Given instruction | Take from the listing each line that has the string "договор".

──────── Given data ────────

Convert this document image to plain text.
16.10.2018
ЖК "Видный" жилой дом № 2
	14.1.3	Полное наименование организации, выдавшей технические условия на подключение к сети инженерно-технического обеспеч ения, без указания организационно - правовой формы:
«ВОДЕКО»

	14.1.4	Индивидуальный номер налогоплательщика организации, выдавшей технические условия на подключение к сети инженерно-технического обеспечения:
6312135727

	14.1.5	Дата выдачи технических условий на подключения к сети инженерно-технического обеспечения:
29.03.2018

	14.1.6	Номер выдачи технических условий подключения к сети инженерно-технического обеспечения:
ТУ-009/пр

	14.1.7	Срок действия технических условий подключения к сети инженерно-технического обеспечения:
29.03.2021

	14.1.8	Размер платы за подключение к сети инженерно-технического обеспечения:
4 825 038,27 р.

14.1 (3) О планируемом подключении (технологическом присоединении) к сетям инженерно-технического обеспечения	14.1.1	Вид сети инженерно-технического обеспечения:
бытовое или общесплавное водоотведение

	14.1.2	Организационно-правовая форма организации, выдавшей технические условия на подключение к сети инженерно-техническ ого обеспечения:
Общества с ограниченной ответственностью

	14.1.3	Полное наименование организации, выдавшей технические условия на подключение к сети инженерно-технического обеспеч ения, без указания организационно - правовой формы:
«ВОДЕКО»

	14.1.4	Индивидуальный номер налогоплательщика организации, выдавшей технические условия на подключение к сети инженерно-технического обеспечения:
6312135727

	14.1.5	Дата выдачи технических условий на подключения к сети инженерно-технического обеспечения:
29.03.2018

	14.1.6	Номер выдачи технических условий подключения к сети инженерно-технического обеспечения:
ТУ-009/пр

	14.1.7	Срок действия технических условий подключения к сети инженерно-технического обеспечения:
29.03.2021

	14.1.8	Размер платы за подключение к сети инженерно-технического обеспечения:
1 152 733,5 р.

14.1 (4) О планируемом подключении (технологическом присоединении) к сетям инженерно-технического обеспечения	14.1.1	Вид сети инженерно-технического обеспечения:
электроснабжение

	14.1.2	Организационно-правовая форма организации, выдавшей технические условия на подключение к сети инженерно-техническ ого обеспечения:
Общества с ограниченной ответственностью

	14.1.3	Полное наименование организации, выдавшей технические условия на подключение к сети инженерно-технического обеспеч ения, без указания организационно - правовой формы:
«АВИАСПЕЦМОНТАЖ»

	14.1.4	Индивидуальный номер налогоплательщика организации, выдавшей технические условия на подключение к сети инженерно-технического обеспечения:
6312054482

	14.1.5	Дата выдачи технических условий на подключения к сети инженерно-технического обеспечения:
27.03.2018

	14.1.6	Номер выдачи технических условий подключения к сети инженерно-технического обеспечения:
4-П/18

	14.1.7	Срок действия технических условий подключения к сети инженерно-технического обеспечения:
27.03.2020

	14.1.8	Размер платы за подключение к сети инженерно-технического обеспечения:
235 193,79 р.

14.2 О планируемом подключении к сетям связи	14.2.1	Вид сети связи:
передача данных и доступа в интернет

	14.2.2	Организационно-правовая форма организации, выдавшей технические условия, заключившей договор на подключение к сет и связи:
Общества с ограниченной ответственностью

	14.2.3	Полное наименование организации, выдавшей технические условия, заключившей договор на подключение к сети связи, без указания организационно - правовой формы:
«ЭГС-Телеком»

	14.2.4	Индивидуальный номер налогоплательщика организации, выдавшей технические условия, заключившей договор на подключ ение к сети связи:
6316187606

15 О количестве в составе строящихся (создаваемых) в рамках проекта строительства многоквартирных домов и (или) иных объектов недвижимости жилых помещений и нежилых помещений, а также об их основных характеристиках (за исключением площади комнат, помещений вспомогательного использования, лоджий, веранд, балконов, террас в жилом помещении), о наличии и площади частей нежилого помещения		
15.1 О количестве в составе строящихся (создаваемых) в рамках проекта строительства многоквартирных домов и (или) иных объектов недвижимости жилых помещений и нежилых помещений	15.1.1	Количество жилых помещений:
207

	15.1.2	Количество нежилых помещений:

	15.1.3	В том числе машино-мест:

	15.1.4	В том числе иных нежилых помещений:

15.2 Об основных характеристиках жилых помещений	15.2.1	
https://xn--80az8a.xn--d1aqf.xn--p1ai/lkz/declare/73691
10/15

────────
──────── Given data ────────

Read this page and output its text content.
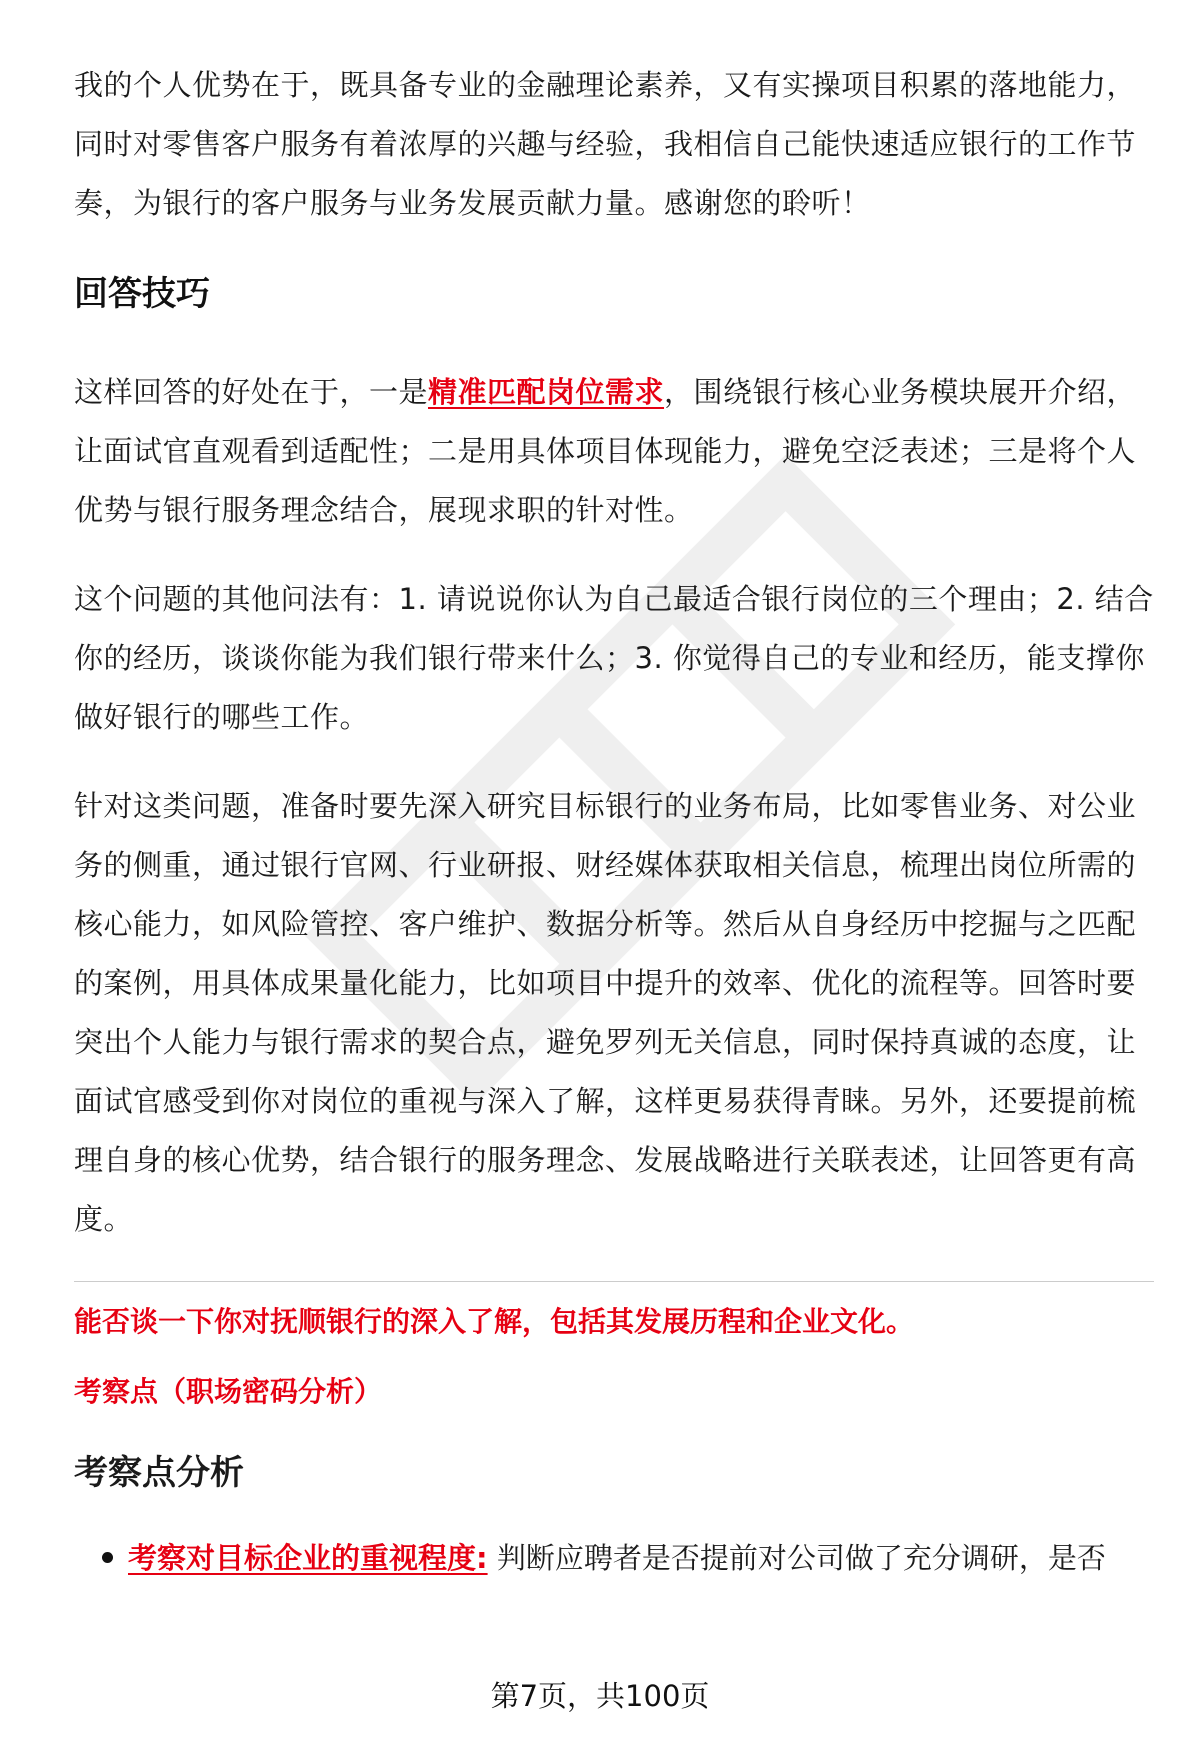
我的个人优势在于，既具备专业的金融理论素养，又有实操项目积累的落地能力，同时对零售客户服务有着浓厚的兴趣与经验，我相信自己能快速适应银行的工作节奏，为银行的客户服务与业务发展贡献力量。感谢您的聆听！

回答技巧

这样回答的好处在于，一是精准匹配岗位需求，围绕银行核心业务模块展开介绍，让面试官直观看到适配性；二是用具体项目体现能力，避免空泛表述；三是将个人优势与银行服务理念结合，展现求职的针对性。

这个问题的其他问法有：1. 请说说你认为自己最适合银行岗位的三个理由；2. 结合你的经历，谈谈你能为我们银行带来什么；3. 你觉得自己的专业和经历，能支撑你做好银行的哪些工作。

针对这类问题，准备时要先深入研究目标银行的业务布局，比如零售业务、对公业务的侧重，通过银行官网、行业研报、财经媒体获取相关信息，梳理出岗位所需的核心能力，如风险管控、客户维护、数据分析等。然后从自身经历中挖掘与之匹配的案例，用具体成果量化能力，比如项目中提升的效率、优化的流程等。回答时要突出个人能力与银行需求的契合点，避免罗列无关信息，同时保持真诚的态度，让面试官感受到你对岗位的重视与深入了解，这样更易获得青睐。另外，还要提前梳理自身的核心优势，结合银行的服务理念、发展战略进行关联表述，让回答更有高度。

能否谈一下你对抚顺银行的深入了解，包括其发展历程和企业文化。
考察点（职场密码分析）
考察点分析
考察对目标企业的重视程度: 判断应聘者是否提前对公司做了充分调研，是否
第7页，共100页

────────
──────── Given data ────────

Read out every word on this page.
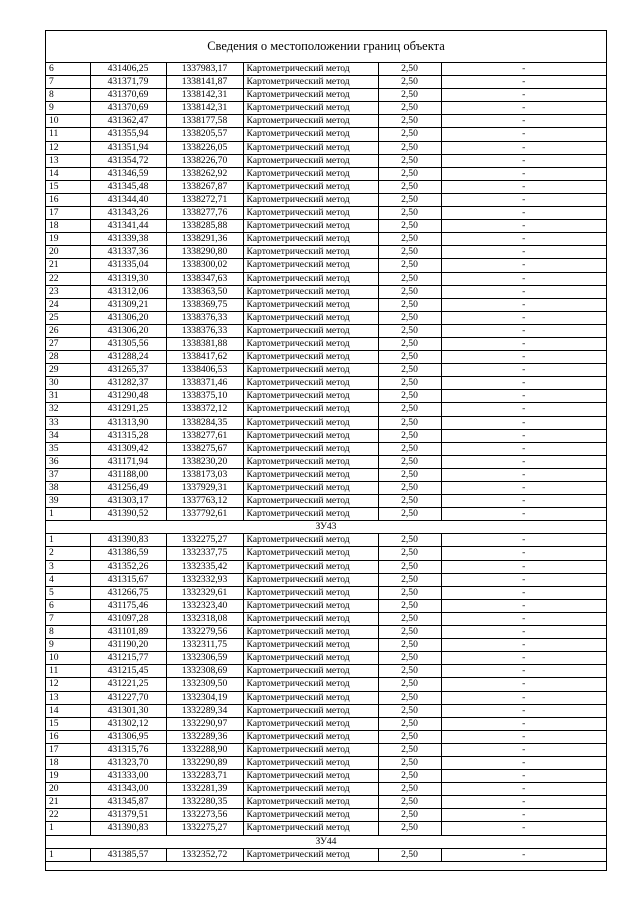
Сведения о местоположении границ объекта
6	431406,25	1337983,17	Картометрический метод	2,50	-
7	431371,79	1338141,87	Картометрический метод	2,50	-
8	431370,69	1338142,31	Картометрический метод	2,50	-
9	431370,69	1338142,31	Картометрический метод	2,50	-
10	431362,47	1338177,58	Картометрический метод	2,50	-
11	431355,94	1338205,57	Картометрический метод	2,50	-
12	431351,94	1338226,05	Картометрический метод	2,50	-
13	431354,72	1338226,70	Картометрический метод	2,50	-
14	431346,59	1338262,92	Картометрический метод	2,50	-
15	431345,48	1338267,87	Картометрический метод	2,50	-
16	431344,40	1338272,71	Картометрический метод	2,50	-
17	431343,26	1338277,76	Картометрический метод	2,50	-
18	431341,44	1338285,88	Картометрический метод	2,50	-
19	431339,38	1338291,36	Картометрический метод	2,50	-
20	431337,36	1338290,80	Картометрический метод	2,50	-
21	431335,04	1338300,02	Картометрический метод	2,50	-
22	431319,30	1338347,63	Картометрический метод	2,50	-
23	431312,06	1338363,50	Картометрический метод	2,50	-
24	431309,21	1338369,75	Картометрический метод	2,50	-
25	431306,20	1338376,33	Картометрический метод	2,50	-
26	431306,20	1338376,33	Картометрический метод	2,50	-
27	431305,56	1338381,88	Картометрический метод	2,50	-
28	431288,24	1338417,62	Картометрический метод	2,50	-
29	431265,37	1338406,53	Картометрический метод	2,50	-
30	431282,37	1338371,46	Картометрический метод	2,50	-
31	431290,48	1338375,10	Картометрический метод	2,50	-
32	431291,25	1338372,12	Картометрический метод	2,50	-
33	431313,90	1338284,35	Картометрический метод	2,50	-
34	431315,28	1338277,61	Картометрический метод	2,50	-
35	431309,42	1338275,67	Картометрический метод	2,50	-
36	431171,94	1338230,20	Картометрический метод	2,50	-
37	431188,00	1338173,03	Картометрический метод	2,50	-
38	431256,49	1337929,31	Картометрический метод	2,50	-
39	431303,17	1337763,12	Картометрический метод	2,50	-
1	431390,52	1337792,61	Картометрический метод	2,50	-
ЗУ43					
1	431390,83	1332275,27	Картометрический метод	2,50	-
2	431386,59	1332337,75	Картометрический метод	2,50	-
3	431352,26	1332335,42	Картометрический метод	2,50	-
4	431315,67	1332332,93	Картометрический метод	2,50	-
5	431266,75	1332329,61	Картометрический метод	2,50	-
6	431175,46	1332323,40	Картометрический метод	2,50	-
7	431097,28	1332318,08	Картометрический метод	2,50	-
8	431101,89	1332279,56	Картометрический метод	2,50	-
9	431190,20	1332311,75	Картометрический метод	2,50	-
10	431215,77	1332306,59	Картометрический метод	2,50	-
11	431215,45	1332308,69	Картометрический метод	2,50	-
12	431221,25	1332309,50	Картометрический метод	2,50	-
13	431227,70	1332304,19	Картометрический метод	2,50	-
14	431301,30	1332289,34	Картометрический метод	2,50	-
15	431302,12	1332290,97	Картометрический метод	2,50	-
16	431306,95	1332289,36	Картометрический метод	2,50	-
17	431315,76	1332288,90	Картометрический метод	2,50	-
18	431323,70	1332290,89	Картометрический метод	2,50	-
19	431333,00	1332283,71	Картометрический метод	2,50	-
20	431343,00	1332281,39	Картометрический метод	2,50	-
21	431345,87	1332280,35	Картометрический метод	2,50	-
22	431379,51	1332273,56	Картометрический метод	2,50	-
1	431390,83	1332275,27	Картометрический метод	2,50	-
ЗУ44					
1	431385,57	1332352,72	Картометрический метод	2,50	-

────────

Result of this exercise |
	14.2.2	Организационно-правовая форма организации, выдавшей технические условия, заключившей договор на подключение к сет и связи:
	14.2.3	Полное наименование организации, выдавшей технические условия, заключившей договор на подключение к сети связи, без указания организационно - правовой формы:
	14.2.4	Индивидуальный номер налогоплательщика организации, выдавшей технические условия, заключившей договор на подключ ение к сети связи:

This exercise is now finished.